### Exercise objective
Answer with a single number: how many lines in the listing below include "JSON"?

### Provided entries
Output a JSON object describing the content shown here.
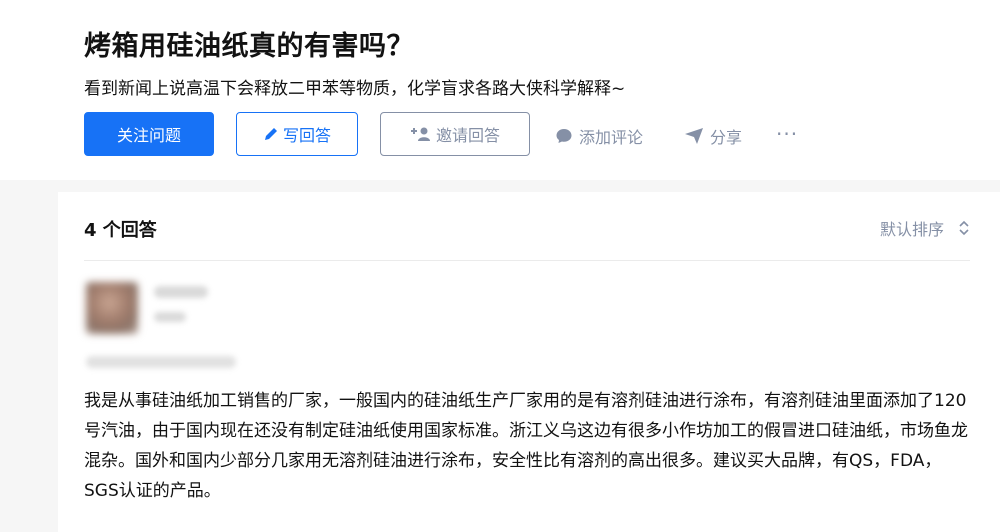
{
  "question": {
    "title": "烤箱用硅油纸真的有害吗？",
    "detail": "看到新闻上说高温下会释放二甲苯等物质，化学盲求各路大侠科学解释~"
  },
  "buttons": {
    "follow": "关注问题",
    "write": "写回答",
    "invite": "邀请回答"
  },
  "actions": {
    "comment": "添加评论",
    "share": "分享",
    "more": "···"
  },
  "answers_section": {
    "count_label": "4 个回答",
    "sort_label": "默认排序"
  },
  "answer": {
    "text": "我是从事硅油纸加工销售的厂家，一般国内的硅油纸生产厂家用的是有溶剂硅油进行涂布，有溶剂硅油里面添加了120号汽油，由于国内现在还没有制定硅油纸使用国家标准。浙江义乌这边有很多小作坊加工的假冒进口硅油纸，市场鱼龙混杂。国外和国内少部分几家用无溶剂硅油进行涂布，安全性比有溶剂的高出很多。建议买大品牌，有QS，FDA，SGS认证的产品。"
  },
  "colors": {
    "primary": "#1772f6",
    "muted": "#8590a6",
    "text": "#121212"
  },
  "icons": [
    "pencil-icon",
    "add-user-icon",
    "comment-bubble-icon",
    "paper-plane-icon",
    "sort-arrows-icon"
  ]
}
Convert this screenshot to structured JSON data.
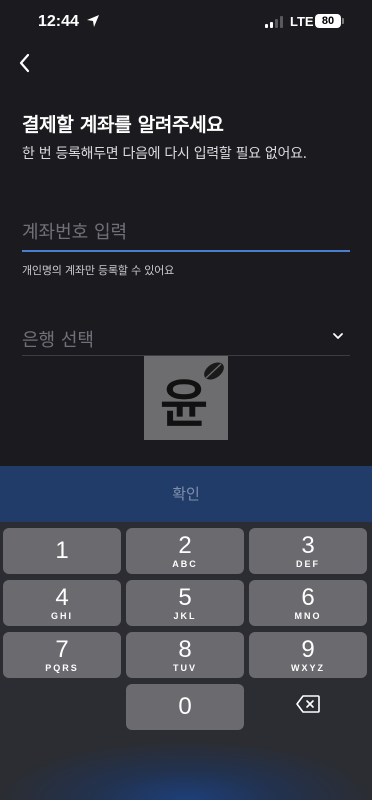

### Written response
2